**What you should do**
Copy the lines below verbatim, beginning with the line that includes "Output a JSON object containing" and continuing to the end; leave out everything before it.
┌──
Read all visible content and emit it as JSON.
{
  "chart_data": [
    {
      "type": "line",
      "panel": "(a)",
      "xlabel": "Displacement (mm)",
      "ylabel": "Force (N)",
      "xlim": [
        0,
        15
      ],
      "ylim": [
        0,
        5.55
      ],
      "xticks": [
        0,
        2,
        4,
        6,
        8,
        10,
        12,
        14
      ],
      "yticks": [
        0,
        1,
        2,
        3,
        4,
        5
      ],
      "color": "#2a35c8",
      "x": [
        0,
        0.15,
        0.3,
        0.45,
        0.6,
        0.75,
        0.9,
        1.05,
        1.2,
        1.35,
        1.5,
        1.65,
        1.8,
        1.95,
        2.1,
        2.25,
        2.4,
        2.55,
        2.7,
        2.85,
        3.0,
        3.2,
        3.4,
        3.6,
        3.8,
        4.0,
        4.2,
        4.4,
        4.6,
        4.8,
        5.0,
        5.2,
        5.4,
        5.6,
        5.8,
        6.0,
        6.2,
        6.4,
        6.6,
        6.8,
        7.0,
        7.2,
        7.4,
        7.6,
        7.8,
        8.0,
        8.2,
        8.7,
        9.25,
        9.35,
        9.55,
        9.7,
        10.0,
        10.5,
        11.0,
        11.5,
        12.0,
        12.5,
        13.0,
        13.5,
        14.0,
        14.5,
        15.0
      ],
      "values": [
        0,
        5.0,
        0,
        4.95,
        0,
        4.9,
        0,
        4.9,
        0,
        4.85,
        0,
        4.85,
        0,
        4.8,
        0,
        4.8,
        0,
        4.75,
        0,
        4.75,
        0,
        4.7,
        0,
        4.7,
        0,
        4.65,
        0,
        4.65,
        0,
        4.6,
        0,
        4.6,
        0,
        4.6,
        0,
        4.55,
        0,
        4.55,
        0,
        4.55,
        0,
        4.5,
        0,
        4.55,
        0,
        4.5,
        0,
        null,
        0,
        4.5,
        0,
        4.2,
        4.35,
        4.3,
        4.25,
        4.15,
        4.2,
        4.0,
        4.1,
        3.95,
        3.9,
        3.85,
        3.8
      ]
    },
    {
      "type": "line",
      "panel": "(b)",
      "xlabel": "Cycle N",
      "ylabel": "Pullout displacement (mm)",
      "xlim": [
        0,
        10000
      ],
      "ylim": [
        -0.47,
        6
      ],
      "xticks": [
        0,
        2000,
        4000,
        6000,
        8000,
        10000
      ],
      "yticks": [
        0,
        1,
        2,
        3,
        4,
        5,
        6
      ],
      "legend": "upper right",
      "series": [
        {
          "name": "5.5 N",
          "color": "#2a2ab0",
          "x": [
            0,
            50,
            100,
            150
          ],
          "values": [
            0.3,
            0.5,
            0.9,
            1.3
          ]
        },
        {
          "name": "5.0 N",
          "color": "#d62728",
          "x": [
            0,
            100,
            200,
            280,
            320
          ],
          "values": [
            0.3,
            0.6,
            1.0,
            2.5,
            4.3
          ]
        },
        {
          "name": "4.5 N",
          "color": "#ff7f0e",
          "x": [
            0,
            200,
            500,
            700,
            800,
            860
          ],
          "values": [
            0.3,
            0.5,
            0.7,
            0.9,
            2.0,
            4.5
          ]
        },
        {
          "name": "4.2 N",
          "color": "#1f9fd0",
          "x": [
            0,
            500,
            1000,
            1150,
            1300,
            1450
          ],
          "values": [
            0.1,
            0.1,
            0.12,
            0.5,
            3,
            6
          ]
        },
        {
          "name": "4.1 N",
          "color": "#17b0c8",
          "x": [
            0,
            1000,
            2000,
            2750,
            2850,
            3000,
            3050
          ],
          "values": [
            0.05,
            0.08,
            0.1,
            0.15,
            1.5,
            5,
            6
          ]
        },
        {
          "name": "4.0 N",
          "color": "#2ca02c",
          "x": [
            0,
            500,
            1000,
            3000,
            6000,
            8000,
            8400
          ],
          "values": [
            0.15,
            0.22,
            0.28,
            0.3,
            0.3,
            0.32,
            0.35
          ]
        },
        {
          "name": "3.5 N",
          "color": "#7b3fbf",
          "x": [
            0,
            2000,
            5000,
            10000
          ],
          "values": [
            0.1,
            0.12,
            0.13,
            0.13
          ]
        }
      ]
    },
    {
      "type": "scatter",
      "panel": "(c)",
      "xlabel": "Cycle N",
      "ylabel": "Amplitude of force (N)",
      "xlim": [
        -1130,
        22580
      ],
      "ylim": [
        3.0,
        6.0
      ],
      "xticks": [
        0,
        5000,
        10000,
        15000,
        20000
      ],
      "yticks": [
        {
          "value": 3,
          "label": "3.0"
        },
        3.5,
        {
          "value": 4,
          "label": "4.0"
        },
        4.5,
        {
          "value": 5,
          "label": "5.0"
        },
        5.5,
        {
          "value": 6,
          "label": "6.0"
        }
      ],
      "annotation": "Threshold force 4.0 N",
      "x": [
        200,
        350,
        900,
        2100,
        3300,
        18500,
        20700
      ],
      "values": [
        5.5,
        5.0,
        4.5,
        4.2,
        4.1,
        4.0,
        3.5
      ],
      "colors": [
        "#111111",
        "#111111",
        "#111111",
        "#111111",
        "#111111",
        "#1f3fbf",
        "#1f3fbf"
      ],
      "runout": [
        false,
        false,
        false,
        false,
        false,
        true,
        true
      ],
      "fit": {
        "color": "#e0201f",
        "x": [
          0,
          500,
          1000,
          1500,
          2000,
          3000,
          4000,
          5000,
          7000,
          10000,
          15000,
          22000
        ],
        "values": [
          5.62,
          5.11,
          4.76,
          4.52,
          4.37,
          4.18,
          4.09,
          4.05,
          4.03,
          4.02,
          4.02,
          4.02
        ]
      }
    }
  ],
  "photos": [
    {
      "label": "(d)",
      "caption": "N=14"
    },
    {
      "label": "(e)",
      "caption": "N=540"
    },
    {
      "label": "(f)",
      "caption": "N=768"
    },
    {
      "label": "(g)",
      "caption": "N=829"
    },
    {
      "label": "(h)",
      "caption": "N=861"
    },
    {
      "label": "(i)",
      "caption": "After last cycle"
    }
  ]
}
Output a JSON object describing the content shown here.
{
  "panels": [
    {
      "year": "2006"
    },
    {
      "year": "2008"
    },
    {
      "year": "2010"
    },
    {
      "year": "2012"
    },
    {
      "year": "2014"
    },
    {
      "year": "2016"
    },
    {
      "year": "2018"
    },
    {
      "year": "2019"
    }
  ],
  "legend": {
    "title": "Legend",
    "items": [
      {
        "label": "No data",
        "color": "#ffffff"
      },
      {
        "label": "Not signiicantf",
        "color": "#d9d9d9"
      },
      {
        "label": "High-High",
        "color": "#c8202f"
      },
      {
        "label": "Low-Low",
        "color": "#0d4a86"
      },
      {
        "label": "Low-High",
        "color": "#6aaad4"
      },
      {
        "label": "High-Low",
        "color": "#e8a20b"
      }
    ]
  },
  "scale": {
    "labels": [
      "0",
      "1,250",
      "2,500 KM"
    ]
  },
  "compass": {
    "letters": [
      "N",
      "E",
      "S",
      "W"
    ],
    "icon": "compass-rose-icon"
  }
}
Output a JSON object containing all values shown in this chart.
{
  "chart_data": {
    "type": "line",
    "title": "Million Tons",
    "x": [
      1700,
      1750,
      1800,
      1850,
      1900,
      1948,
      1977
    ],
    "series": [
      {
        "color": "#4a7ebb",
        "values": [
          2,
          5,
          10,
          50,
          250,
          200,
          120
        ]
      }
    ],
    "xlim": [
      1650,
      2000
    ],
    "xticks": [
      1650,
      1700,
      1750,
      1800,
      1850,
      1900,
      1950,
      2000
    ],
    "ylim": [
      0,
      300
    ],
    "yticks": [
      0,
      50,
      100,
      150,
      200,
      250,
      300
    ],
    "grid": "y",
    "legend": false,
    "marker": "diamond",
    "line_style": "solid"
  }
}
└──
**Final answer**
Output a JSON object containing all values shown in this chart.
{
  "chart_data": {
    "type": "line",
    "title": "Million Tons",
    "x": [
      1700,
      1750,
      1800,
      1850,
      1900,
      1948,
      1977
    ],
    "series": [
      {
        "color": "#4a7ebb",
        "values": [
          2,
          5,
          10,
          50,
          250,
          200,
          120
        ]
      }
    ],
    "xlim": [
      1650,
      2000
    ],
    "xticks": [
      1650,
      1700,
      1750,
      1800,
      1850,
      1900,
      1950,
      2000
    ],
    "ylim": [
      0,
      300
    ],
    "yticks": [
      0,
      50,
      100,
      150,
      200,
      250,
      300
    ],
    "grid": "y",
    "legend": false,
    "marker": "diamond",
    "line_style": "solid"
  }
}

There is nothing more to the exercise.